[Figure dataset records]
------------------------------

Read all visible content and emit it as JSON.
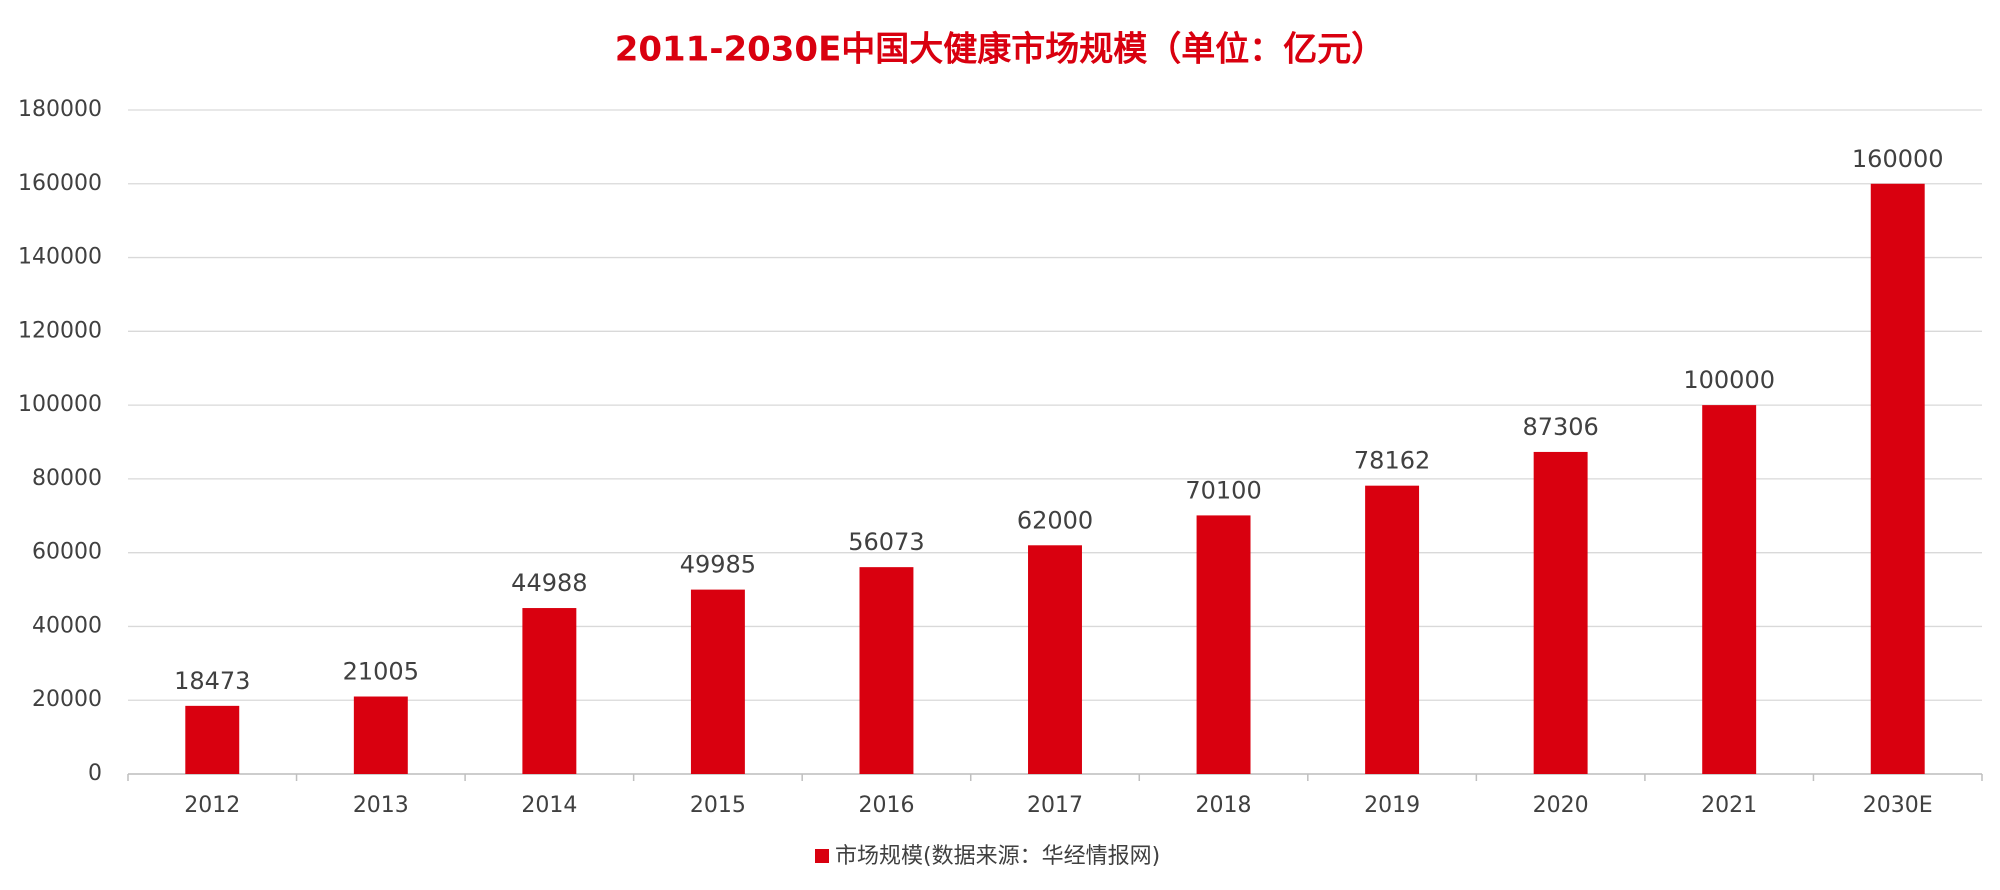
{
  "chart_data": {
    "type": "bar",
    "title": "2011-2030E中国大健康市场规模（单位：亿元）",
    "categories": [
      "2012",
      "2013",
      "2014",
      "2015",
      "2016",
      "2017",
      "2018",
      "2019",
      "2020",
      "2021",
      "2030E"
    ],
    "series": [
      {
        "name": "市场规模(数据来源：华经情报网)",
        "color": "#d9000f",
        "values": [
          18473,
          21005,
          44988,
          49985,
          56073,
          62000,
          70100,
          78162,
          87306,
          100000,
          160000
        ]
      }
    ],
    "ylim": [
      0,
      180000
    ],
    "yticks": [
      0,
      20000,
      40000,
      60000,
      80000,
      100000,
      120000,
      140000,
      160000,
      180000
    ],
    "grid": true,
    "legend": "bottom"
  }
}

------------------------------

▸ **THE REQUEST**
Quote the records above in full, dropping each picture.

▸ **SOLUTION TO THIS TASK**
Read all visible content and emit it as JSON.
{
  "chart_data": {
    "type": "bar",
    "title": "2011-2030E中国大健康市场规模（单位：亿元）",
    "categories": [
      "2012",
      "2013",
      "2014",
      "2015",
      "2016",
      "2017",
      "2018",
      "2019",
      "2020",
      "2021",
      "2030E"
    ],
    "series": [
      {
        "name": "市场规模(数据来源：华经情报网)",
        "color": "#d9000f",
        "values": [
          18473,
          21005,
          44988,
          49985,
          56073,
          62000,
          70100,
          78162,
          87306,
          100000,
          160000
        ]
      }
    ],
    "ylim": [
      0,
      180000
    ],
    "yticks": [
      0,
      20000,
      40000,
      60000,
      80000,
      100000,
      120000,
      140000,
      160000,
      180000
    ],
    "grid": true,
    "legend": "bottom"
  }
}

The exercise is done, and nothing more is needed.